Task prompt: Copy each line of the entries beneath that contains the word "Precip".

[start]

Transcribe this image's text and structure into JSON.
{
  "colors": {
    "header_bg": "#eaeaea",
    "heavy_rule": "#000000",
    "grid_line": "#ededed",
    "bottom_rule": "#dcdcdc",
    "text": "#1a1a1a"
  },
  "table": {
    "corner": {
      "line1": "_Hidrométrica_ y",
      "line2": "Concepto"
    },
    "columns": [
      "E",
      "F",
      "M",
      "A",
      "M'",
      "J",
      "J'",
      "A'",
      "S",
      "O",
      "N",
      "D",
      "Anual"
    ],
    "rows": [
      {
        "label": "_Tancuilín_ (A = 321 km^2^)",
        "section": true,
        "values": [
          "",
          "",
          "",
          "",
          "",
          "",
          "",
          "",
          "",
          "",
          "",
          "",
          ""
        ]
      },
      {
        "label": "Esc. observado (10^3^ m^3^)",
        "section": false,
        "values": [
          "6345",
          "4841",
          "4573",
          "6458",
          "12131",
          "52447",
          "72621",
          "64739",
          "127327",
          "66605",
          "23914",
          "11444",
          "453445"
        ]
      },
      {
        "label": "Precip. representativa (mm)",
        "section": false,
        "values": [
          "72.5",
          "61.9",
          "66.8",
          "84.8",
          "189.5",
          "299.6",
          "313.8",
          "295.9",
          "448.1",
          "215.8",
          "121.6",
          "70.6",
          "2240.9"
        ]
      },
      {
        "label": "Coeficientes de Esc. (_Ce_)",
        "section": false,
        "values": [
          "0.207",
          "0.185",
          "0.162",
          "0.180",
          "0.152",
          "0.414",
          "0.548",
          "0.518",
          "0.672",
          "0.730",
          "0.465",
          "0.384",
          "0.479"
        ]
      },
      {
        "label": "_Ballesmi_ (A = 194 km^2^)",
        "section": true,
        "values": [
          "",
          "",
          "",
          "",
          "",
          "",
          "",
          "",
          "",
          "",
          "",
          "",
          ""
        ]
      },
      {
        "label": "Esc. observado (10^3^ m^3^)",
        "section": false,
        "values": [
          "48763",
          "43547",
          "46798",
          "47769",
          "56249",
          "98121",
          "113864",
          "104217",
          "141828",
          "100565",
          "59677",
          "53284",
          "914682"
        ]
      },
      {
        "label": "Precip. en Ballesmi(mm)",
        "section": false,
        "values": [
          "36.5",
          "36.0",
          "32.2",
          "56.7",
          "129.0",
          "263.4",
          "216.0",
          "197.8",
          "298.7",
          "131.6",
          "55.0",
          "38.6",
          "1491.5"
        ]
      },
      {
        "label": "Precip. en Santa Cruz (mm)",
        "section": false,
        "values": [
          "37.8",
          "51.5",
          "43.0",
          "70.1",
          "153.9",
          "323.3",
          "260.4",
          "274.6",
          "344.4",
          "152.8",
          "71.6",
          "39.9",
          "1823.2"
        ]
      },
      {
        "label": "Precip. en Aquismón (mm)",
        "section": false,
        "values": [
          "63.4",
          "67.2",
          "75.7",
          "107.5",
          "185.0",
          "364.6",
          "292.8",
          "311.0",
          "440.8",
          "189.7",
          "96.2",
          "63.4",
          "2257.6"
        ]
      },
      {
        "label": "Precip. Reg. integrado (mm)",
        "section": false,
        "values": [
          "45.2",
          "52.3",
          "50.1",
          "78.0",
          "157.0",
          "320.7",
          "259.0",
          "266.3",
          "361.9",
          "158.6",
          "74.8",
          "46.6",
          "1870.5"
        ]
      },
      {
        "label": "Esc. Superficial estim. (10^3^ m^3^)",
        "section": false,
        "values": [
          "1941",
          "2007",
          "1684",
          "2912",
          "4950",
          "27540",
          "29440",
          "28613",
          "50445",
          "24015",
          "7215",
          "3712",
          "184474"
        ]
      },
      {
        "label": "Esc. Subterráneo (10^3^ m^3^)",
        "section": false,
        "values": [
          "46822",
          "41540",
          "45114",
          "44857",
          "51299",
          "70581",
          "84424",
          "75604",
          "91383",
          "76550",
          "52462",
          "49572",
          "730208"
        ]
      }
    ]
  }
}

[end]

Result for this exercise:
        "label": "Precip. representativa (mm)",
        "label": "Precip. en Ballesmi(mm)",
        "label": "Precip. en Santa Cruz (mm)",
        "label": "Precip. en Aquismón (mm)",
        "label": "Precip. Reg. integrado (mm)",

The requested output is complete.